Things to do:
A) Answer these questions about the Boxster thread, one line each:
(i) On what day is fastasflip picking up the car?
(ii) Which feature does The-caped-crusader single out in the spec?
(iii) According to jam, which wheels do most Boxsters "up here" have?
B) Decide whether each statement agrees with the Boxster thread. Answer yes or no, and quote the words that decide it.
(i) The first photo of the car was taken with a phone.
(ii) The car comes with 18 inch wheels.
(iii) senwar already owns a Boxster.
C) Carry on the Boxster thread from where it stops.

# Four more sleeps



## fastasflip (May 13, 2003)

Picking a 3.2s Boxster up on friday, can't wait! Since having my TT I have always fancied one. I just hate the wait, so much so it makes me ill though lack of sleep. If anyone is interested I'll post better photos when it's on my drive, this one was was taken with my phone.

Tick, tock tick tock tick tock tick tock tick tock


----------



## Neil (May 7, 2002)

Best colour, best wheels 8)

Enjoy


----------



## Wondermikie (Apr 14, 2006)

Mmmm looks very nice indeed. What's the full spec on it?


----------



## fastasflip (May 13, 2003)

Cheers chaps, it's a 3.2S 19 inch wheels, Porsche Crest embossed, leather heated sports seats, Bose, sat nav and phone, multi function steering wheel, Colour crest wheel centres, PASM.


----------



## senwar (Apr 21, 2003)

Congratulations mate. Lovely looker.

Absolutely love the boxster. Envious!!!!

One day I'll take the plunge myself


----------



## jam (May 8, 2002)

Looks great! You don't often see a Boxster with Carrera Classic wheels on - they look fantastic on it!

Enjoy and welcome to the fold


----------



## Blade_76 (Aug 11, 2004)

jam said:


> Looks great! You don't often see a Boxster with Carrera Classic wheels on - they look fantastic on it!


Really? My old one had them on, as did most of the ones I viewed?

Cracking car, as someone said earlier, defo best colour 8)


----------



## Wondermikie (Apr 14, 2006)

fastasflip said:


> Cheers chaps, it's a 3.2S 19 inch wheels, Porsche Crest embossed, leather heated sports seats, Bose, sat nav and phone, multi function steering wheel, Colour crest wheel centres, PASM.


Nice spec, we'll be looking forward to the full write up after the weekend


----------



## jam (May 8, 2002)

Blade_76 said:


> jam said:
> 
> 
> > Looks great! You don't often see a Boxster with Carrera Classic wheels on - they look fantastic on it!
> ...


Yes, really! Must be a Northern thing but most of the ones up here have Carrera S wheels or Sport Design wheels


----------



## The-caped-crusader (Sep 6, 2003)

That really is a fantastic spec you're getting - the PASM especially.

Enjoy

8)


----------



## Jac-in-a-Box (Nov 9, 2002)

Recorded data:
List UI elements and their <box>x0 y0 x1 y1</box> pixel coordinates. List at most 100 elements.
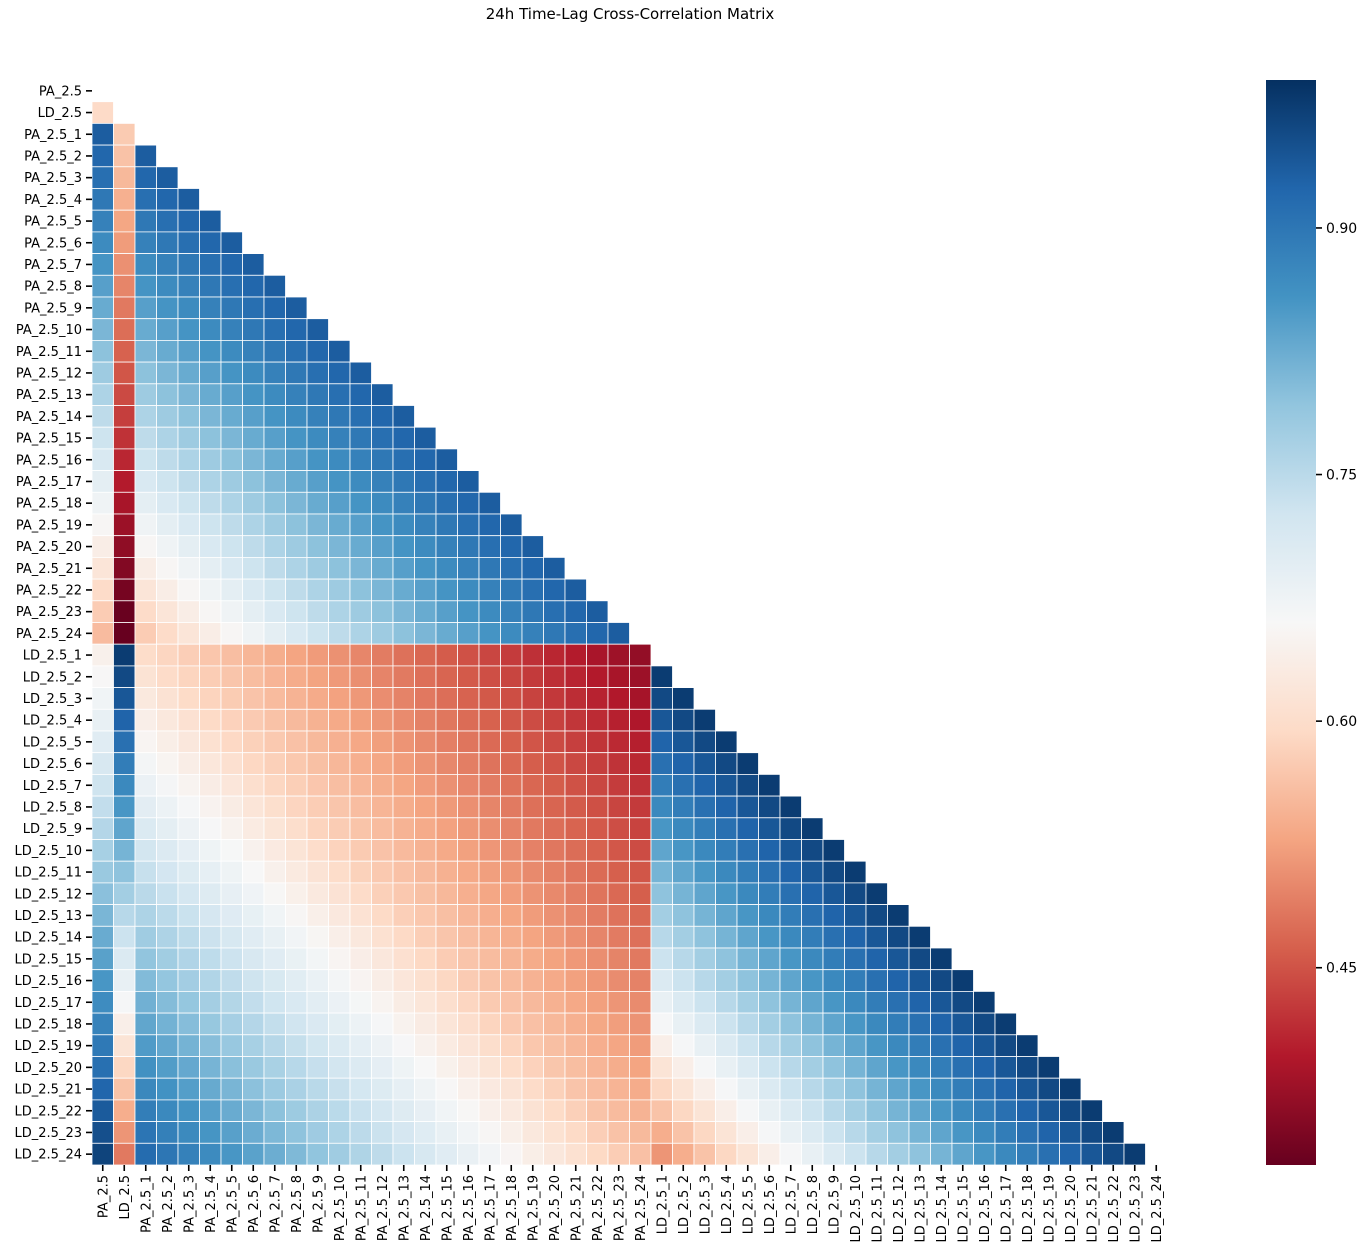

Final results:
A)
(i) Friday.
(ii) The PASM.
(iii) Carrera S wheels or Sport Design wheels.

B)
(i) Yes: "taken with my phone."
(ii) No: "19 inch wheels"
(iii) No: "One day I'll take the plunge myself"

C)
PASM and Sports Chrono...two options rarely seen on a Boxster and very much worth having too 

Not many sleeps now - enjoy the day when it comes :wink: 

Dave


----------



## fastasflip (May 13, 2003)

Thanks for the comments, apparently some on here don't like counting things in sleeps but hay ho, it's arrived anyway


----------



## J55TTC (Apr 25, 2005)

Very nice


----------



## kmpowell (May 6, 2002)

What lovely little houses! 8)

p.s. The seal grey 987 isn't bad either, you'll love the PASM it's a revelation!


----------



## The Silver Surfer (May 14, 2002)

kmpowell said:


> What lovely little houses! 8)


Was thinking the same thing. Would love to stay there. 

Very nice car too.


----------



## qooqiiu (Oct 12, 2007)

The Silver Surfer said:


> kmpowell said:
> 
> 
> > What lovely little houses! 8)
> ...


Id go along with that!


----------



## senwar (Apr 21, 2003)

Lovely mate - truly lovely.

Enjoy


----------



## p1tse (Sep 20, 2004)

senwar said:


> Lovely mate - truly lovely.
> 
> Enjoy


my thoughts too

one day


----------



## Widget (May 7, 2002)

Jac-in-a-Box said:


> PASM and Sports Chrono...two options rarely seen on a Boxster and very much worth having too


This one doesn't have Sports Chrono.


----------



## Wondermikie (Apr 14, 2006)

Beautiful car, you must be well chuffed


----------



## GARYMENACE (Jul 8, 2007)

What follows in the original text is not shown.